**Problem requirements**
Copy out each line of the listing that has the word "dolore" in it.
◆ ◆ ◆
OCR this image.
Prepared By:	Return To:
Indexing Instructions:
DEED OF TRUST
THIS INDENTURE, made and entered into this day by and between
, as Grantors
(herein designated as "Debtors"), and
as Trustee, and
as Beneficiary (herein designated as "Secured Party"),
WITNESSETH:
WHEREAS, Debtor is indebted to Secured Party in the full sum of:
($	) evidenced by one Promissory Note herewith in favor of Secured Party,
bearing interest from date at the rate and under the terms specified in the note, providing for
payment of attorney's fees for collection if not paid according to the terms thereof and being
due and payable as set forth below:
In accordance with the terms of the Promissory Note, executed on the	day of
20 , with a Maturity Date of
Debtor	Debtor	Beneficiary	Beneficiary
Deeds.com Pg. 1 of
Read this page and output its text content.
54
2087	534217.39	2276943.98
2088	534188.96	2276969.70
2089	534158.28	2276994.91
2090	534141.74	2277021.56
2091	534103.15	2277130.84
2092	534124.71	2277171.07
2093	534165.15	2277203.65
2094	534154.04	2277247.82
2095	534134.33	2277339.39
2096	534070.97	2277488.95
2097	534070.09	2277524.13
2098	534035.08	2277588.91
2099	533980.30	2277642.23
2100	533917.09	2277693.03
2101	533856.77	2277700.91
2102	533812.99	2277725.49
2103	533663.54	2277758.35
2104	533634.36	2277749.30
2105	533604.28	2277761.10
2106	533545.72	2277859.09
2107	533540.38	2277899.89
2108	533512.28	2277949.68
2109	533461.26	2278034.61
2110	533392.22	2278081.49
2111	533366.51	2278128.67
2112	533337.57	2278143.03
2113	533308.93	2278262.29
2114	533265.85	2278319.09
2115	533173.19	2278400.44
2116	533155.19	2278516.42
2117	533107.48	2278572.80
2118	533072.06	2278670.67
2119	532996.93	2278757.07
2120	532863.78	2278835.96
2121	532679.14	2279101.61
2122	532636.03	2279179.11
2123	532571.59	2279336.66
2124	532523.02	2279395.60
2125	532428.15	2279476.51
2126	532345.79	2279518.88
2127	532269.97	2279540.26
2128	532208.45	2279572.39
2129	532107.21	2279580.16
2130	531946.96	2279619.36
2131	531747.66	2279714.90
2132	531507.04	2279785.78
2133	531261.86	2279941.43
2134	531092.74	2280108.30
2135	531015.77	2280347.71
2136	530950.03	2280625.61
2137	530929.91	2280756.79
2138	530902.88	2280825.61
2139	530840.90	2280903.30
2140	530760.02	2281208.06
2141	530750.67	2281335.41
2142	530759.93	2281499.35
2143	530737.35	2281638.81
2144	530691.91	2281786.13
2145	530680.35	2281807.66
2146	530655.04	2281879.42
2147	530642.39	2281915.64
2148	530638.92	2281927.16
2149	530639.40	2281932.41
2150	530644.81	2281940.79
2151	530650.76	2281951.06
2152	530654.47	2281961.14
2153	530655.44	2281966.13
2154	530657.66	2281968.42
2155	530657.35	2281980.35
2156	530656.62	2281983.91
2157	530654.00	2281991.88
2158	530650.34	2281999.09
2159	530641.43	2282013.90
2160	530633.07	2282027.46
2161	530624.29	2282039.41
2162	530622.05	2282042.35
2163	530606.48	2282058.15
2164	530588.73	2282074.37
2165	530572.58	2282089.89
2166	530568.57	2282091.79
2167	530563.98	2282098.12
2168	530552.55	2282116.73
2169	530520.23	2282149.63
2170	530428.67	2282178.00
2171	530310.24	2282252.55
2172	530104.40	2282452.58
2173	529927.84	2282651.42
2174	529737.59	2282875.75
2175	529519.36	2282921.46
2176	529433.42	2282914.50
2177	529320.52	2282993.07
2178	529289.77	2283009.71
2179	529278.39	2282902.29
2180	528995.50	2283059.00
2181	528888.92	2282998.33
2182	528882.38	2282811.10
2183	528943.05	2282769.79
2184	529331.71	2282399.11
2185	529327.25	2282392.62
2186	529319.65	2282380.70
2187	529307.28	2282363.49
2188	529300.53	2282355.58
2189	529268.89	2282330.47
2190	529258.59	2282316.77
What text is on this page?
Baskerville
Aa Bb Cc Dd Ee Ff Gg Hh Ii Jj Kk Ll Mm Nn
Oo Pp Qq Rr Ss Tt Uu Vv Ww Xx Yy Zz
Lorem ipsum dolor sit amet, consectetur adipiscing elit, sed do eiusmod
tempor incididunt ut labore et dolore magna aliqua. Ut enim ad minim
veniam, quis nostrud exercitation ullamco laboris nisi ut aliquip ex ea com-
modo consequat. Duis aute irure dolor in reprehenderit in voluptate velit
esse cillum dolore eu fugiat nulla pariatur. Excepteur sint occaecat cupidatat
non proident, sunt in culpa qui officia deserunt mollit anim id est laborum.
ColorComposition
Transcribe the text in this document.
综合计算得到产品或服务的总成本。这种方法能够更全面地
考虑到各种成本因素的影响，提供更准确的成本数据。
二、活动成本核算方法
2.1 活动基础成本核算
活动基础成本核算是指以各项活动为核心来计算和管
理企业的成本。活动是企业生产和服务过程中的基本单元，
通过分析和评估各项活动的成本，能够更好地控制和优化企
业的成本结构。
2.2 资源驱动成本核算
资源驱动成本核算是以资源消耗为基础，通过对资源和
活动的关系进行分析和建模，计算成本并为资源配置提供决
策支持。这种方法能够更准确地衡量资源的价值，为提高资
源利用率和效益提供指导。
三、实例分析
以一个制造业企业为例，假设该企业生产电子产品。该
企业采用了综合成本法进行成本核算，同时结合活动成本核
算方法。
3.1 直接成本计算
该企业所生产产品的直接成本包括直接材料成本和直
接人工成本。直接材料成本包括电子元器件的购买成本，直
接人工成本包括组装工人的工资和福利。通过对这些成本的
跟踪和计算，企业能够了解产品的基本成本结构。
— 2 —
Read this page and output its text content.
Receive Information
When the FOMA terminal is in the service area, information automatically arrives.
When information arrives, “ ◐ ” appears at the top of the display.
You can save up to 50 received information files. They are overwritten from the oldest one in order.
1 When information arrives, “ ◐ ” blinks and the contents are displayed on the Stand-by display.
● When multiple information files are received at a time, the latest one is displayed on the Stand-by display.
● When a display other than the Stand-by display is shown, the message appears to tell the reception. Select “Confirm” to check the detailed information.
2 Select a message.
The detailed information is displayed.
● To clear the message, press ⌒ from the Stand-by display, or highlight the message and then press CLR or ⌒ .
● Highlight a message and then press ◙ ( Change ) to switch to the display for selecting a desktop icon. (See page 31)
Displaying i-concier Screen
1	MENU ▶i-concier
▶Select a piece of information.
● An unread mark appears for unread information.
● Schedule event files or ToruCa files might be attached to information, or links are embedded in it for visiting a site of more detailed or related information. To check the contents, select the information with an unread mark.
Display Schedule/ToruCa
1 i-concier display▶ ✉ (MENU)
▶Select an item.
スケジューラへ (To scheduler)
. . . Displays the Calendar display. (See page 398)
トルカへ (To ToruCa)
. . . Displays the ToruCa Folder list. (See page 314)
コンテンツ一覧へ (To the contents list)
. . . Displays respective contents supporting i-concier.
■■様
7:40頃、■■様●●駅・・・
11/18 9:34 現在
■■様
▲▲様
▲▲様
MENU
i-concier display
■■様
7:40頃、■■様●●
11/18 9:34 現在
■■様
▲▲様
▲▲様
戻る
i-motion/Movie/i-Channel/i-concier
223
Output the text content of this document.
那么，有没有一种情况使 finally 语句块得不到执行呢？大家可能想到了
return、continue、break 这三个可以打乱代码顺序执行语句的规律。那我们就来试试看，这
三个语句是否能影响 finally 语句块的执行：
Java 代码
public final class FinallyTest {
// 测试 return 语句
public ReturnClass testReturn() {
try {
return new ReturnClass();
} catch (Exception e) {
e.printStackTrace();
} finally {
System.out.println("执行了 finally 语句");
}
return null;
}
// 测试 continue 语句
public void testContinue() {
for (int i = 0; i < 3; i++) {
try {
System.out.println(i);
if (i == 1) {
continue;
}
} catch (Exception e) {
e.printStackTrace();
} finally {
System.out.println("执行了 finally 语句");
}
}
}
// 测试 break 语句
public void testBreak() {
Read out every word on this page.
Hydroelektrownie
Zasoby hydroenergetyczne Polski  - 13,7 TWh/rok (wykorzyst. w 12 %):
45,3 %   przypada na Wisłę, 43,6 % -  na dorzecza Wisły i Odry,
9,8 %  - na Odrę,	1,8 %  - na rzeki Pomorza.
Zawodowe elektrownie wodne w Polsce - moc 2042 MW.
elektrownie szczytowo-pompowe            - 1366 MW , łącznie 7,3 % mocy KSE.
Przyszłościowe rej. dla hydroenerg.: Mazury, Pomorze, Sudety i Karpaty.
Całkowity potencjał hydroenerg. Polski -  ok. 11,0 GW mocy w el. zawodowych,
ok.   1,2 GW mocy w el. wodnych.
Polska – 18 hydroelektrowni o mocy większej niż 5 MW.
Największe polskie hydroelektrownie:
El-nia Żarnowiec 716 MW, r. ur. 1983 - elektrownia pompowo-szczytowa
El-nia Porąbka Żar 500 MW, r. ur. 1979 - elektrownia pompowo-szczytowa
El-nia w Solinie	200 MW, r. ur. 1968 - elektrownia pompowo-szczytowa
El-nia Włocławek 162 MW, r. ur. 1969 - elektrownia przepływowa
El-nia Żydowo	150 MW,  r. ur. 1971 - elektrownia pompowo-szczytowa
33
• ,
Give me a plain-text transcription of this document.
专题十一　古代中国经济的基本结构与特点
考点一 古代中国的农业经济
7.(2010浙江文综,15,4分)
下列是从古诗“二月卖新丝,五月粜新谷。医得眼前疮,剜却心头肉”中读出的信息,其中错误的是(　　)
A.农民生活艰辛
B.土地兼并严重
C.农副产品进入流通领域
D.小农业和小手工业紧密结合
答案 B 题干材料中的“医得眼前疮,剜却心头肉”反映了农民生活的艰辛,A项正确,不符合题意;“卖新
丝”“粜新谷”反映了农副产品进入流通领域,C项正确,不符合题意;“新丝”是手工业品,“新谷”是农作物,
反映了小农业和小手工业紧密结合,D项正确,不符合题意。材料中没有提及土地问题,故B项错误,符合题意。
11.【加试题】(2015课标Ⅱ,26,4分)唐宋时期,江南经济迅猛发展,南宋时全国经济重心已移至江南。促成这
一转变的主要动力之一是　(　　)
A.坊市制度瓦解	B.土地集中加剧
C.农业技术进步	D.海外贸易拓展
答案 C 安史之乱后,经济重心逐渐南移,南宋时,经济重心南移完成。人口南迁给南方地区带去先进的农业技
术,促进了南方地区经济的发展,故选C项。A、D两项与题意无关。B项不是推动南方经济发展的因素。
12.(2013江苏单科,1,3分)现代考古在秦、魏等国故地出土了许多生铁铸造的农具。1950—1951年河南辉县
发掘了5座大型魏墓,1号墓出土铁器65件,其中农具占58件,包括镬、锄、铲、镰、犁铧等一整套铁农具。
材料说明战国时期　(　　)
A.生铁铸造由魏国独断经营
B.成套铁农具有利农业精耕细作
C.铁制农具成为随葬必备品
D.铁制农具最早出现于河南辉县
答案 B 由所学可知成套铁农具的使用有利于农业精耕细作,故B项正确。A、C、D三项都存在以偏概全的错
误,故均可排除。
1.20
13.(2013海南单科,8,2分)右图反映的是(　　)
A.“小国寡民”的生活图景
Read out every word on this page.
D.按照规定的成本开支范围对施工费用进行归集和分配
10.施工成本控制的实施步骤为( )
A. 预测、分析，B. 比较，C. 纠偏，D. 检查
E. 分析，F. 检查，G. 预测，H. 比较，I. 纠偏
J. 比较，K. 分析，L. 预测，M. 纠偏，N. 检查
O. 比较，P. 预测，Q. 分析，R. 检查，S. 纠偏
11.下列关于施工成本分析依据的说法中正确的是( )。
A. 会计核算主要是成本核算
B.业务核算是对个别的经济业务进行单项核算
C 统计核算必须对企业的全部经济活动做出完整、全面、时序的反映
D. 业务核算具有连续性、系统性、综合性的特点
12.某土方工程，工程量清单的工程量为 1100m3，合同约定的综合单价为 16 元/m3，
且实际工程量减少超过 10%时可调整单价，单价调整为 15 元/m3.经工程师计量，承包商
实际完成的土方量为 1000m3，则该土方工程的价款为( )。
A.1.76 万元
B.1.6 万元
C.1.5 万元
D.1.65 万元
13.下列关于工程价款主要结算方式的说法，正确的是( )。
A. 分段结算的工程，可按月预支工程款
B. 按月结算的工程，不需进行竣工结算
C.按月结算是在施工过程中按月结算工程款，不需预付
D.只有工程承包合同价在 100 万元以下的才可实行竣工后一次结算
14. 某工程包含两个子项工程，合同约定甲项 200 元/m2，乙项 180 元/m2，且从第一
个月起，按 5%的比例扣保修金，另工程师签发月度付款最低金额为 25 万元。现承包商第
◆ ◆ ◆
**Response**
tempor incididunt ut labore et dolore magna aliqua. Ut enim ad minim
esse cillum dolore eu fugiat nulla pariatur. Excepteur sint occaecat cupidatat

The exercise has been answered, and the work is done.